Search the material for the string "Editor", then return every line where it is found.

### DATA

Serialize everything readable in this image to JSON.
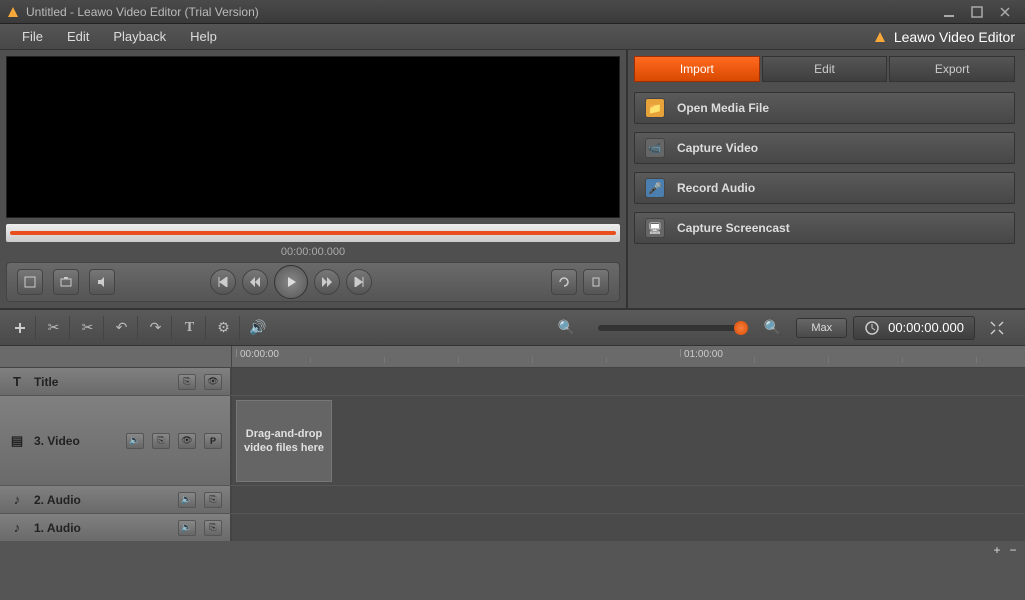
{
  "window": {
    "title": "Untitled - Leawo Video Editor (Trial Version)"
  },
  "menu": {
    "file": "File",
    "edit": "Edit",
    "playback": "Playback",
    "help": "Help"
  },
  "brand": "Leawo Video Editor",
  "preview": {
    "timecode": "00:00:00.000"
  },
  "tabs": {
    "import": "Import",
    "edit": "Edit",
    "export": "Export"
  },
  "import_options": {
    "open_media": "Open Media File",
    "capture_video": "Capture Video",
    "record_audio": "Record Audio",
    "capture_screencast": "Capture Screencast"
  },
  "toolbar2": {
    "max": "Max",
    "time": "00:00:00.000"
  },
  "ruler": {
    "start": "00:00:00",
    "mark2": "01:00:00"
  },
  "tracks": {
    "title": "Title",
    "video": "3. Video",
    "audio2": "2. Audio",
    "audio1": "1. Audio"
  },
  "dropzone": "Drag-and-drop video files here"
}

######

EXPECTED ANSWER:
    "title": "Untitled - Leawo Video Editor (Trial Version)"
  "brand": "Leawo Video Editor",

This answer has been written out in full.